THE TASK – Your task is to give the listing below back word for word, pictures excluded.
--- Start of RECORDS SHOWN ---
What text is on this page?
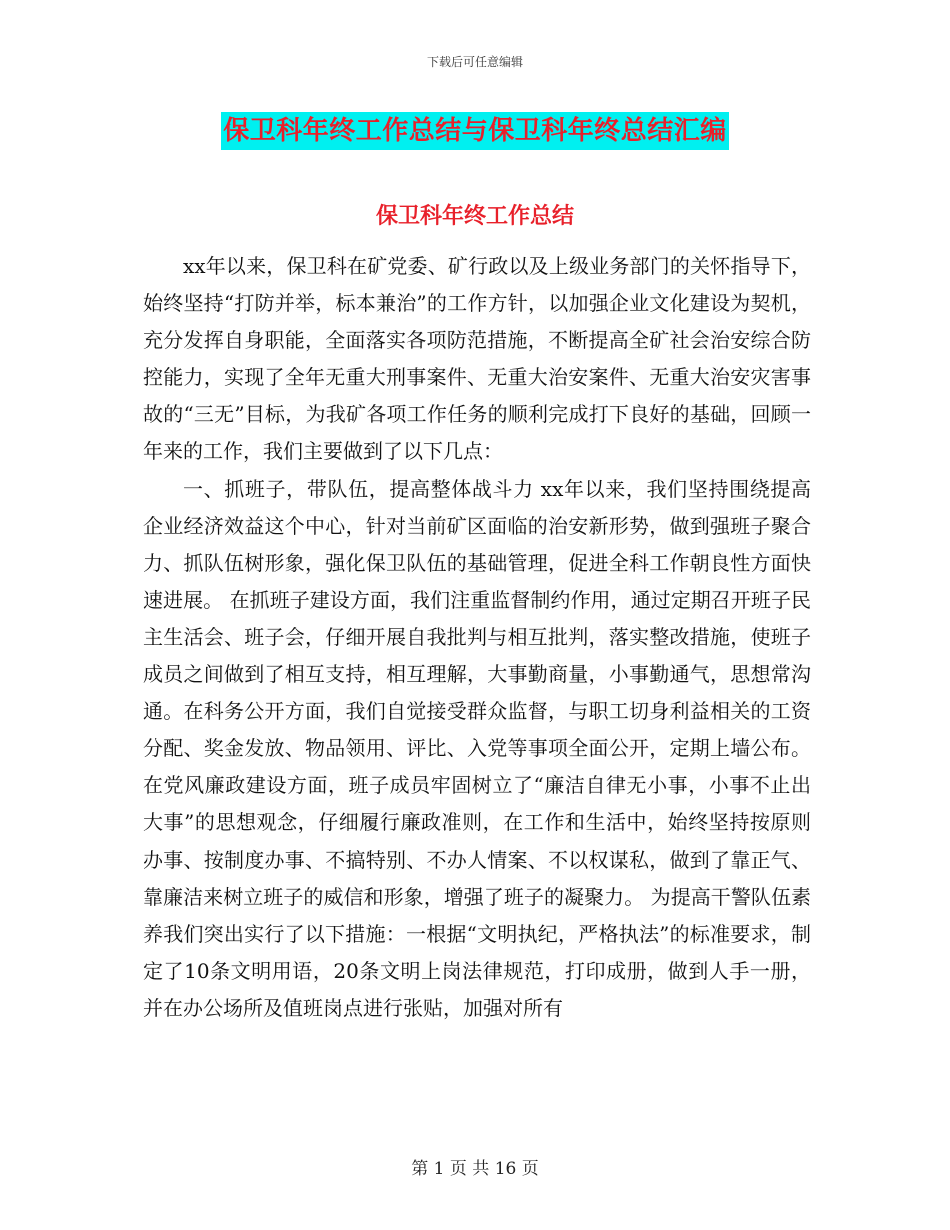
下载后可任意编辑
保卫科年终工作总结与保卫科年终总结汇编
保卫科年终工作总结

xx年以来，保卫科在矿党委、矿行政以及上级业务部门的关怀指导下，始终坚持“打防并举，标本兼治”的工作方针，以加强企业文化建设为契机，充分发挥自身职能，全面落实各项防范措施，不断提高全矿社会治安综合防控能力，实现了全年无重大刑事案件、无重大治安案件、无重大治安灾害事故的“三无”目标，为我矿各项工作任务的顺利完成打下良好的基础，回顾一年来的工作，我们主要做到了以下几点：

一、抓班子，带队伍，提高整体战斗力 xx年以来，我们坚持围绕提高企业经济效益这个中心，针对当前矿区面临的治安新形势，做到强班子聚合力、抓队伍树形象，强化保卫队伍的基础管理，促进全科工作朝良性方面快速进展。 在抓班子建设方面，我们注重监督制约作用，通过定期召开班子民主生活会、班子会，仔细开展自我批判与相互批判，落实整改措施，使班子成员之间做到了相互支持，相互理解，大事勤商量，小事勤通气，思想常沟通。在科务公开方面，我们自觉接受群众监督，与职工切身利益相关的工资分配、奖金发放、物品领用、评比、入党等事项全面公开，定期上墙公布。在党风廉政建设方面，班子成员牢固树立了“廉洁自律无小事，小事不止出大事”的思想观念，仔细履行廉政准则，在工作和生活中，始终坚持按原则办事、按制度办事、不搞特别、不办人情案、不以权谋私，做到了靠正气、靠廉洁来树立班子的威信和形象，增强了班子的凝聚力。 为提高干警队伍素养我们突出实行了以下措施：一根据“文明执纪，严格执法”的标准要求，制定了10条文明用语，20条文明上岗法律规范，打印成册，做到人手一册，并在办公场所及值班岗点进行张贴，加强对所有

第 1 页 共 16 页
--- End of RECORDS SHOWN ---
OUTPUT BELOW –
What text is on this page?
下载后可任意编辑
保卫科年终工作总结与保卫科年终总结汇编
保卫科年终工作总结

xx年以来，保卫科在矿党委、矿行政以及上级业务部门的关怀指导下，始终坚持“打防并举，标本兼治”的工作方针，以加强企业文化建设为契机，充分发挥自身职能，全面落实各项防范措施，不断提高全矿社会治安综合防控能力，实现了全年无重大刑事案件、无重大治安案件、无重大治安灾害事故的“三无”目标，为我矿各项工作任务的顺利完成打下良好的基础，回顾一年来的工作，我们主要做到了以下几点：

一、抓班子，带队伍，提高整体战斗力 xx年以来，我们坚持围绕提高企业经济效益这个中心，针对当前矿区面临的治安新形势，做到强班子聚合力、抓队伍树形象，强化保卫队伍的基础管理，促进全科工作朝良性方面快速进展。 在抓班子建设方面，我们注重监督制约作用，通过定期召开班子民主生活会、班子会，仔细开展自我批判与相互批判，落实整改措施，使班子成员之间做到了相互支持，相互理解，大事勤商量，小事勤通气，思想常沟通。在科务公开方面，我们自觉接受群众监督，与职工切身利益相关的工资分配、奖金发放、物品领用、评比、入党等事项全面公开，定期上墙公布。在党风廉政建设方面，班子成员牢固树立了“廉洁自律无小事，小事不止出大事”的思想观念，仔细履行廉政准则，在工作和生活中，始终坚持按原则办事、按制度办事、不搞特别、不办人情案、不以权谋私，做到了靠正气、靠廉洁来树立班子的威信和形象，增强了班子的凝聚力。 为提高干警队伍素养我们突出实行了以下措施：一根据“文明执纪，严格执法”的标准要求，制定了10条文明用语，20条文明上岗法律规范，打印成册，做到人手一册，并在办公场所及值班岗点进行张贴，加强对所有

第 1 页 共 16 页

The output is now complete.